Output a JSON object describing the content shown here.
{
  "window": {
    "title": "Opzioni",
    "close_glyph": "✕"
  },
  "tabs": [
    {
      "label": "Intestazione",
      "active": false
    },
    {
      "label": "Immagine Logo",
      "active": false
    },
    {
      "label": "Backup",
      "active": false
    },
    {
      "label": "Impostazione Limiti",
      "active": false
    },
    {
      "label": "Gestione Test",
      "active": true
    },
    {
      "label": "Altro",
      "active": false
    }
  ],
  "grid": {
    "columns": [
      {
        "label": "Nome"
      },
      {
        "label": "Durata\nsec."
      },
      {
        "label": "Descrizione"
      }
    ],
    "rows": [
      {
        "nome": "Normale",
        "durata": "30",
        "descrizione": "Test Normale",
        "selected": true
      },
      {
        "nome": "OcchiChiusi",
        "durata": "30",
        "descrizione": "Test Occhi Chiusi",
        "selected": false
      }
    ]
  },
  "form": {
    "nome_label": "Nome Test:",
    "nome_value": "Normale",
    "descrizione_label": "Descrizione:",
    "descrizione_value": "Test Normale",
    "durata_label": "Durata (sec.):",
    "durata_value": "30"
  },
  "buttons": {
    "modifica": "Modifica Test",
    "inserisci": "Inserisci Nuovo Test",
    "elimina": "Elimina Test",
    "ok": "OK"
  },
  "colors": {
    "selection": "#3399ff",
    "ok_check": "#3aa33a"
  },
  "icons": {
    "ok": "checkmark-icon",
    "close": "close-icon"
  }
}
====
- [Your task] Every record shown above must be echoed exactly.

- [The result]
Output a JSON object describing the content shown here.
{
  "window": {
    "title": "Opzioni",
    "close_glyph": "✕"
  },
  "tabs": [
    {
      "label": "Intestazione",
      "active": false
    },
    {
      "label": "Immagine Logo",
      "active": false
    },
    {
      "label": "Backup",
      "active": false
    },
    {
      "label": "Impostazione Limiti",
      "active": false
    },
    {
      "label": "Gestione Test",
      "active": true
    },
    {
      "label": "Altro",
      "active": false
    }
  ],
  "grid": {
    "columns": [
      {
        "label": "Nome"
      },
      {
        "label": "Durata\nsec."
      },
      {
        "label": "Descrizione"
      }
    ],
    "rows": [
      {
        "nome": "Normale",
        "durata": "30",
        "descrizione": "Test Normale",
        "selected": true
      },
      {
        "nome": "OcchiChiusi",
        "durata": "30",
        "descrizione": "Test Occhi Chiusi",
        "selected": false
      }
    ]
  },
  "form": {
    "nome_label": "Nome Test:",
    "nome_value": "Normale",
    "descrizione_label": "Descrizione:",
    "descrizione_value": "Test Normale",
    "durata_label": "Durata (sec.):",
    "durata_value": "30"
  },
  "buttons": {
    "modifica": "Modifica Test",
    "inserisci": "Inserisci Nuovo Test",
    "elimina": "Elimina Test",
    "ok": "OK"
  },
  "colors": {
    "selection": "#3399ff",
    "ok_check": "#3aa33a"
  },
  "icons": {
    "ok": "checkmark-icon",
    "close": "close-icon"
  }
}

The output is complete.